Pictures aside, quote the whole listing exactly.

* Start *

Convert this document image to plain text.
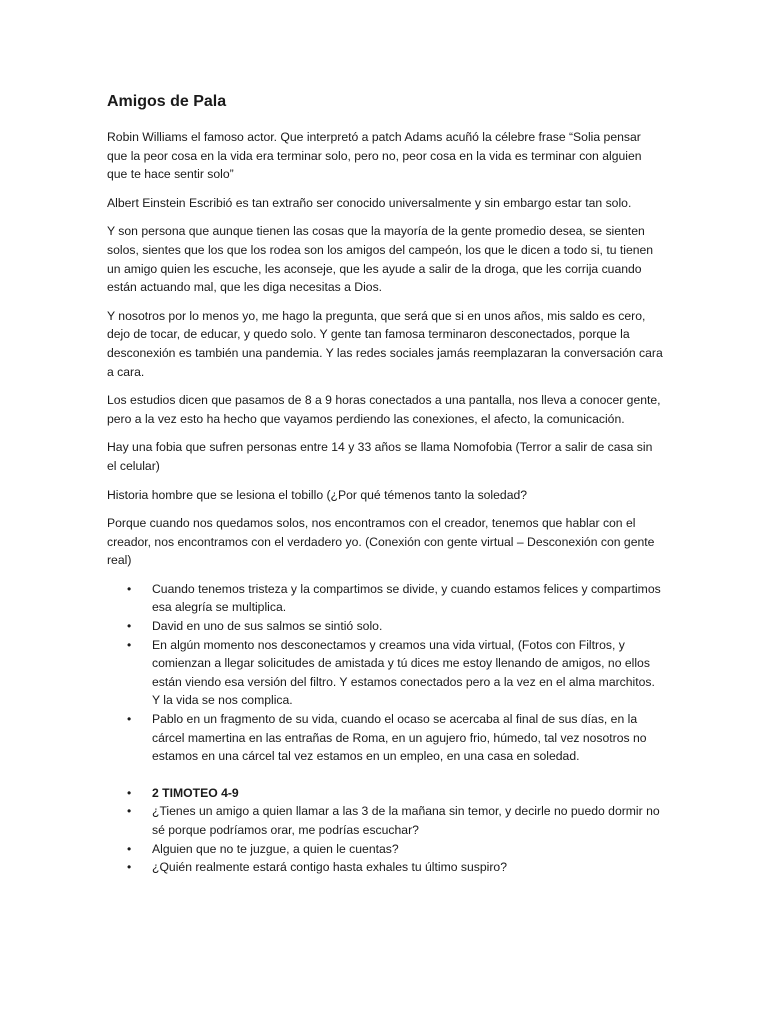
Amigos de Pala

Robin Williams el famoso actor. Que interpretó a patch Adams acuñó la célebre frase “Solia pensar que la peor cosa en la vida era terminar solo, pero no, peor cosa en la vida es terminar con alguien que te hace sentir solo”

Albert Einstein Escribió es tan extraño ser conocido universalmente y sin embargo estar tan solo.

Y son persona que aunque tienen las cosas que la mayoría de la gente promedio desea, se sienten solos, sientes que los que los rodea son los amigos del campeón, los que le dicen a todo si, tu tienen un amigo quien les escuche, les aconseje, que les ayude a salir de la droga, que les corrija cuando están actuando mal, que les diga necesitas a Dios.

Y nosotros por lo menos yo, me hago la pregunta, que será que si en unos años, mis saldo es cero, dejo de tocar, de educar, y quedo solo. Y gente tan famosa terminaron desconectados, porque la desconexión es también una pandemia. Y las redes sociales jamás reemplazaran la conversación cara a cara.

Los estudios dicen que pasamos de 8 a 9 horas conectados a una pantalla, nos lleva a conocer gente, pero a la vez esto ha hecho que vayamos perdiendo las conexiones, el afecto, la comunicación.

Hay una fobia que sufren personas entre 14 y 33 años se llama Nomofobia (Terror a salir de casa sin el celular)

Historia hombre que se lesiona el tobillo (¿Por qué témenos tanto la soledad?

Porque cuando nos quedamos solos, nos encontramos con el creador, tenemos que hablar con el creador, nos encontramos con el verdadero yo. (Conexión con gente virtual – Desconexión con gente real)

• Cuando tenemos tristeza y la compartimos se divide, y cuando estamos felices y compartimos esa alegría se multiplica.
• David en uno de sus salmos se sintió solo.
• En algún momento nos desconectamos y creamos una vida virtual, (Fotos con Filtros, y comienzan a llegar solicitudes de amistada y tú dices me estoy llenando de amigos, no ellos están viendo esa versión del filtro. Y estamos conectados pero a la vez en el alma marchitos. Y la vida se nos complica.
• Pablo en un fragmento de su vida, cuando el ocaso se acercaba al final de sus días, en la cárcel mamertina en las entrañas de Roma, en un agujero frio, húmedo, tal vez nosotros no estamos en una cárcel tal vez estamos en un empleo, en una casa en soledad.
• 2 TIMOTEO 4-9
• ¿Tienes un amigo a quien llamar a las 3 de la mañana sin temor, y decirle no puedo dormir no sé porque podríamos orar, me podrías escuchar?
• Alguien que no te juzgue, a quien le cuentas?
• ¿Quién realmente estará contigo hasta exhales tu último suspiro?
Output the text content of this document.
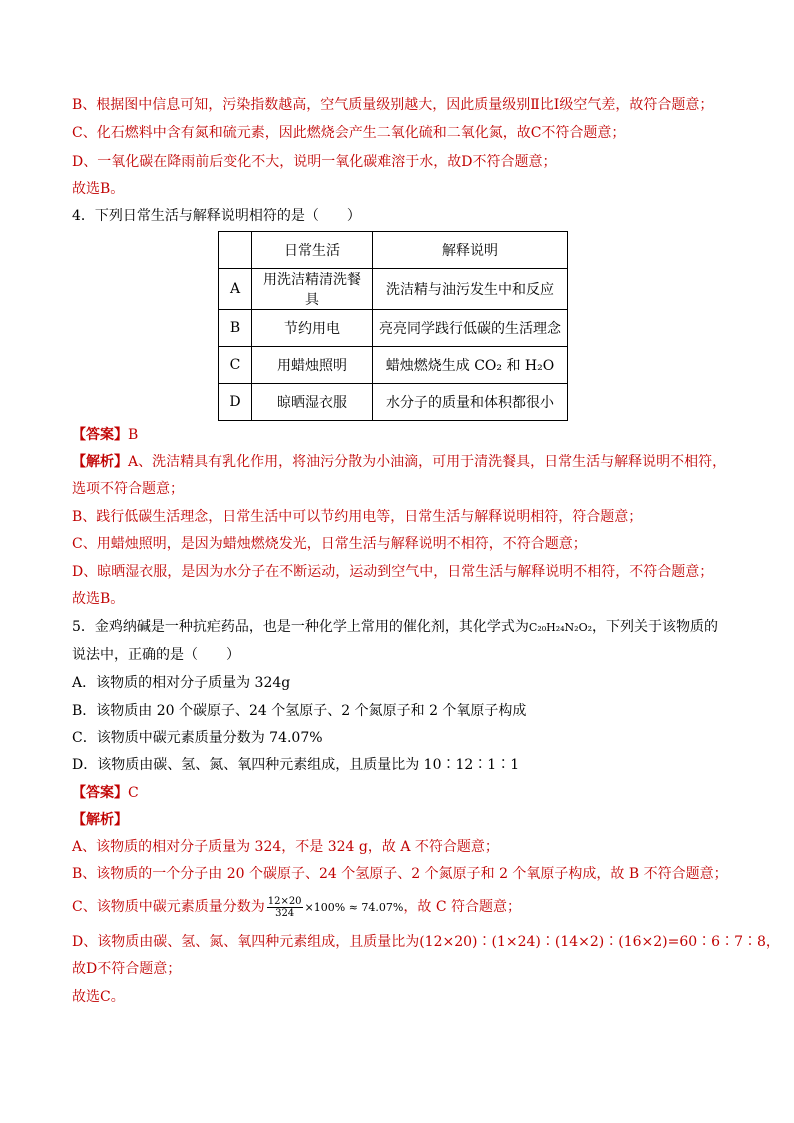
B、根据图中信息可知，污染指数越高，空气质量级别越大，因此质量级别Ⅱ比Ⅰ级空气差，故符合题意；
C、化石燃料中含有氮和硫元素，因此燃烧会产生二氧化硫和二氧化氮，故C不符合题意；
D、一氧化碳在降雨前后变化不大，说明一氧化碳难溶于水，故D不符合题意；
故选B。
4．下列日常生活与解释说明相符的是（　　）
	日常生活	解释说明
A	用洗洁精清洗餐具	洗洁精与油污发生中和反应
B	节约用电	亮亮同学践行低碳的生活理念
C	用蜡烛照明	蜡烛燃烧生成 CO₂ 和 H₂O
D	晾晒湿衣服	水分子的质量和体积都很小
【答案】B
【解析】A、洗洁精具有乳化作用，将油污分散为小油滴，可用于清洗餐具，日常生活与解释说明不相符，
选项不符合题意；
B、践行低碳生活理念，日常生活中可以节约用电等，日常生活与解释说明相符，符合题意；
C、用蜡烛照明，是因为蜡烛燃烧发光，日常生活与解释说明不相符，不符合题意；
D、晾晒湿衣服，是因为水分子在不断运动，运动到空气中，日常生活与解释说明不相符，不符合题意；
故选B。
5．金鸡纳碱是一种抗疟药品，也是一种化学上常用的催化剂，其化学式为C₂₀H₂₄N₂O₂，下列关于该物质的
说法中，正确的是（　　）
A．该物质的相对分子质量为 324g
B．该物质由 20 个碳原子、24 个氢原子、2 个氮原子和 2 个氧原子构成
C．该物质中碳元素质量分数为 74.07%
D．该物质由碳、氢、氮、氧四种元素组成，且质量比为 10∶12∶1∶1
【答案】C
【解析】
A、该物质的相对分子质量为 324，不是 324 g，故 A 不符合题意；
B、该物质的一个分子由 20 个碳原子、24 个氢原子、2 个氮原子和 2 个氧原子构成，故 B 不符合题意；
C、该物质中碳元素质量分数为 $\frac{12\times 20}{324} \times 100\% \approx 74.07\%$，故 C 符合题意；
D、该物质由碳、氢、氮、氧四种元素组成，且质量比为(12×20)∶(1×24)∶(14×2)∶(16×2)=60∶6∶7∶8，
故D不符合题意；
故选C。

* End *

### Task response
Convert this document image to plain text.
Amigos de Pala

Robin Williams el famoso actor. Que interpretó a patch Adams acuñó la célebre frase “Solia pensar que la peor cosa en la vida era terminar solo, pero no, peor cosa en la vida es terminar con alguien que te hace sentir solo”

Albert Einstein Escribió es tan extraño ser conocido universalmente y sin embargo estar tan solo.

Y son persona que aunque tienen las cosas que la mayoría de la gente promedio desea, se sienten solos, sientes que los que los rodea son los amigos del campeón, los que le dicen a todo si, tu tienen un amigo quien les escuche, les aconseje, que les ayude a salir de la droga, que les corrija cuando están actuando mal, que les diga necesitas a Dios.

Y nosotros por lo menos yo, me hago la pregunta, que será que si en unos años, mis saldo es cero, dejo de tocar, de educar, y quedo solo. Y gente tan famosa terminaron desconectados, porque la desconexión es también una pandemia. Y las redes sociales jamás reemplazaran la conversación cara a cara.

Los estudios dicen que pasamos de 8 a 9 horas conectados a una pantalla, nos lleva a conocer gente, pero a la vez esto ha hecho que vayamos perdiendo las conexiones, el afecto, la comunicación.

Hay una fobia que sufren personas entre 14 y 33 años se llama Nomofobia (Terror a salir de casa sin el celular)

Historia hombre que se lesiona el tobillo (¿Por qué témenos tanto la soledad?

Porque cuando nos quedamos solos, nos encontramos con el creador, tenemos que hablar con el creador, nos encontramos con el verdadero yo. (Conexión con gente virtual – Desconexión con gente real)

• Cuando tenemos tristeza y la compartimos se divide, y cuando estamos felices y compartimos esa alegría se multiplica.
• David en uno de sus salmos se sintió solo.
• En algún momento nos desconectamos y creamos una vida virtual, (Fotos con Filtros, y comienzan a llegar solicitudes de amistada y tú dices me estoy llenando de amigos, no ellos están viendo esa versión del filtro. Y estamos conectados pero a la vez en el alma marchitos. Y la vida se nos complica.
• Pablo en un fragmento de su vida, cuando el ocaso se acercaba al final de sus días, en la cárcel mamertina en las entrañas de Roma, en un agujero frio, húmedo, tal vez nosotros no estamos en una cárcel tal vez estamos en un empleo, en una casa en soledad.
• 2 TIMOTEO 4-9
• ¿Tienes un amigo a quien llamar a las 3 de la mañana sin temor, y decirle no puedo dormir no sé porque podríamos orar, me podrías escuchar?
• Alguien que no te juzgue, a quien le cuentas?
• ¿Quién realmente estará contigo hasta exhales tu último suspiro?
Output the text content of this document.
B、根据图中信息可知，污染指数越高，空气质量级别越大，因此质量级别Ⅱ比Ⅰ级空气差，故符合题意；
C、化石燃料中含有氮和硫元素，因此燃烧会产生二氧化硫和二氧化氮，故C不符合题意；
D、一氧化碳在降雨前后变化不大，说明一氧化碳难溶于水，故D不符合题意；
故选B。
4．下列日常生活与解释说明相符的是（　　）
	日常生活	解释说明
A	用洗洁精清洗餐具	洗洁精与油污发生中和反应
B	节约用电	亮亮同学践行低碳的生活理念
C	用蜡烛照明	蜡烛燃烧生成 CO₂ 和 H₂O
D	晾晒湿衣服	水分子的质量和体积都很小
【答案】B
【解析】A、洗洁精具有乳化作用，将油污分散为小油滴，可用于清洗餐具，日常生活与解释说明不相符，
选项不符合题意；
B、践行低碳生活理念，日常生活中可以节约用电等，日常生活与解释说明相符，符合题意；
C、用蜡烛照明，是因为蜡烛燃烧发光，日常生活与解释说明不相符，不符合题意；
D、晾晒湿衣服，是因为水分子在不断运动，运动到空气中，日常生活与解释说明不相符，不符合题意；
故选B。
5．金鸡纳碱是一种抗疟药品，也是一种化学上常用的催化剂，其化学式为C₂₀H₂₄N₂O₂，下列关于该物质的
说法中，正确的是（　　）
A．该物质的相对分子质量为 324g
B．该物质由 20 个碳原子、24 个氢原子、2 个氮原子和 2 个氧原子构成
C．该物质中碳元素质量分数为 74.07%
D．该物质由碳、氢、氮、氧四种元素组成，且质量比为 10∶12∶1∶1
【答案】C
【解析】
A、该物质的相对分子质量为 324，不是 324 g，故 A 不符合题意；
B、该物质的一个分子由 20 个碳原子、24 个氢原子、2 个氮原子和 2 个氧原子构成，故 B 不符合题意；
C、该物质中碳元素质量分数为 $\frac{12\times 20}{324} \times 100\% \approx 74.07\%$，故 C 符合题意；
D、该物质由碳、氢、氮、氧四种元素组成，且质量比为(12×20)∶(1×24)∶(14×2)∶(16×2)=60∶6∶7∶8，
故D不符合题意；
故选C。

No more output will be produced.